THE DATA:

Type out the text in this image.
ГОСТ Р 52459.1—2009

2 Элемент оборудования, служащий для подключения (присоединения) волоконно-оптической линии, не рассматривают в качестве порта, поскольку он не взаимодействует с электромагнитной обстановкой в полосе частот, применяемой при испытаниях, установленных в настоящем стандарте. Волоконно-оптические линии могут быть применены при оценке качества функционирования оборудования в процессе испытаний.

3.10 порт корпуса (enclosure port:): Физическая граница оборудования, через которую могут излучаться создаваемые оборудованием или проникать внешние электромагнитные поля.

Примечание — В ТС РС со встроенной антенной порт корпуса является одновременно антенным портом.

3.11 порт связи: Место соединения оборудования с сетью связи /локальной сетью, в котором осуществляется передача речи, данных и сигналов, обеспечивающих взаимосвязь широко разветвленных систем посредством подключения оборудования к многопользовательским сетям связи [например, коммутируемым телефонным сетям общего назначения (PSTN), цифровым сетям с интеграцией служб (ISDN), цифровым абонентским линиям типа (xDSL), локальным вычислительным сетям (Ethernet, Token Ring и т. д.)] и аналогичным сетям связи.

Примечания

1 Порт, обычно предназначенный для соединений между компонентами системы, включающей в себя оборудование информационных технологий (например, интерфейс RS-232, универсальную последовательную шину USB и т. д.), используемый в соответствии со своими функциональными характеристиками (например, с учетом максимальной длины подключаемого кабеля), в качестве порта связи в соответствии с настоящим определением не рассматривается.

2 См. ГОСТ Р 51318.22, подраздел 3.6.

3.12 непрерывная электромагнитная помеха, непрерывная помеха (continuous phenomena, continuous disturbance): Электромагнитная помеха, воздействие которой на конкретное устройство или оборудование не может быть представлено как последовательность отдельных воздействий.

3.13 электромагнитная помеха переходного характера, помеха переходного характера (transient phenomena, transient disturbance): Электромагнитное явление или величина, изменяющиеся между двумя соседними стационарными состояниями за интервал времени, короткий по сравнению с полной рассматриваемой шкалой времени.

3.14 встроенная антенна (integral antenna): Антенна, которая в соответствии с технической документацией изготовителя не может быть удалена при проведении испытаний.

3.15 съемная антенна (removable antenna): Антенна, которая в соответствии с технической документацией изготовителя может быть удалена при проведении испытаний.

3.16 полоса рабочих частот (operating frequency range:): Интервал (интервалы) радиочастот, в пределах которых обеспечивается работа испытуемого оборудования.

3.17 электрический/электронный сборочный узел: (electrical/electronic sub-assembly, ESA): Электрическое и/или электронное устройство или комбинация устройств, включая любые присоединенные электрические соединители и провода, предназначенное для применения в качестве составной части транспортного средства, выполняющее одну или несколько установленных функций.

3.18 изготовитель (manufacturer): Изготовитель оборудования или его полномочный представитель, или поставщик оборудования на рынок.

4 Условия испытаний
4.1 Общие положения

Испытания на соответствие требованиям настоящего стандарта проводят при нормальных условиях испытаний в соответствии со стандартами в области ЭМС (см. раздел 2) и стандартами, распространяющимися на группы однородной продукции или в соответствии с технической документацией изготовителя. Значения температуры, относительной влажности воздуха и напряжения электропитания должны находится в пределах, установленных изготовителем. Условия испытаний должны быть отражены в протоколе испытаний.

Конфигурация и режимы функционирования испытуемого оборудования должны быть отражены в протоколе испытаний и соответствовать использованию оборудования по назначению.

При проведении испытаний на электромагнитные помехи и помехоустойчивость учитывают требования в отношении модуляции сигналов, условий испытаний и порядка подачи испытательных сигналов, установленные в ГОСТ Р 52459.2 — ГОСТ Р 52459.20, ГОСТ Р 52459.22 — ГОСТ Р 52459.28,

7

WHAT TO PRODUCE: Copy out the data shown above without altering anything.

SOLUTION TO THE PROBLEM:
Type out the text in this image.
ГОСТ Р 52459.1—2009

2 Элемент оборудования, служащий для подключения (присоединения) волоконно-оптической линии, не рассматривают в качестве порта, поскольку он не взаимодействует с электромагнитной обстановкой в полосе частот, применяемой при испытаниях, установленных в настоящем стандарте. Волоконно-оптические линии могут быть применены при оценке качества функционирования оборудования в процессе испытаний.

3.10 порт корпуса (enclosure port:): Физическая граница оборудования, через которую могут излучаться создаваемые оборудованием или проникать внешние электромагнитные поля.

Примечание — В ТС РС со встроенной антенной порт корпуса является одновременно антенным портом.

3.11 порт связи: Место соединения оборудования с сетью связи /локальной сетью, в котором осуществляется передача речи, данных и сигналов, обеспечивающих взаимосвязь широко разветвленных систем посредством подключения оборудования к многопользовательским сетям связи [например, коммутируемым телефонным сетям общего назначения (PSTN), цифровым сетям с интеграцией служб (ISDN), цифровым абонентским линиям типа (xDSL), локальным вычислительным сетям (Ethernet, Token Ring и т. д.)] и аналогичным сетям связи.

Примечания

1 Порт, обычно предназначенный для соединений между компонентами системы, включающей в себя оборудование информационных технологий (например, интерфейс RS-232, универсальную последовательную шину USB и т. д.), используемый в соответствии со своими функциональными характеристиками (например, с учетом максимальной длины подключаемого кабеля), в качестве порта связи в соответствии с настоящим определением не рассматривается.

2 См. ГОСТ Р 51318.22, подраздел 3.6.

3.12 непрерывная электромагнитная помеха, непрерывная помеха (continuous phenomena, continuous disturbance): Электромагнитная помеха, воздействие которой на конкретное устройство или оборудование не может быть представлено как последовательность отдельных воздействий.

3.13 электромагнитная помеха переходного характера, помеха переходного характера (transient phenomena, transient disturbance): Электромагнитное явление или величина, изменяющиеся между двумя соседними стационарными состояниями за интервал времени, короткий по сравнению с полной рассматриваемой шкалой времени.

3.14 встроенная антенна (integral antenna): Антенна, которая в соответствии с технической документацией изготовителя не может быть удалена при проведении испытаний.

3.15 съемная антенна (removable antenna): Антенна, которая в соответствии с технической документацией изготовителя может быть удалена при проведении испытаний.

3.16 полоса рабочих частот (operating frequency range:): Интервал (интервалы) радиочастот, в пределах которых обеспечивается работа испытуемого оборудования.

3.17 электрический/электронный сборочный узел: (electrical/electronic sub-assembly, ESA): Электрическое и/или электронное устройство или комбинация устройств, включая любые присоединенные электрические соединители и провода, предназначенное для применения в качестве составной части транспортного средства, выполняющее одну или несколько установленных функций.

3.18 изготовитель (manufacturer): Изготовитель оборудования или его полномочный представитель, или поставщик оборудования на рынок.

4 Условия испытаний
4.1 Общие положения

Испытания на соответствие требованиям настоящего стандарта проводят при нормальных условиях испытаний в соответствии со стандартами в области ЭМС (см. раздел 2) и стандартами, распространяющимися на группы однородной продукции или в соответствии с технической документацией изготовителя. Значения температуры, относительной влажности воздуха и напряжения электропитания должны находится в пределах, установленных изготовителем. Условия испытаний должны быть отражены в протоколе испытаний.

Конфигурация и режимы функционирования испытуемого оборудования должны быть отражены в протоколе испытаний и соответствовать использованию оборудования по назначению.

При проведении испытаний на электромагнитные помехи и помехоустойчивость учитывают требования в отношении модуляции сигналов, условий испытаний и порядка подачи испытательных сигналов, установленные в ГОСТ Р 52459.2 — ГОСТ Р 52459.20, ГОСТ Р 52459.22 — ГОСТ Р 52459.28,

7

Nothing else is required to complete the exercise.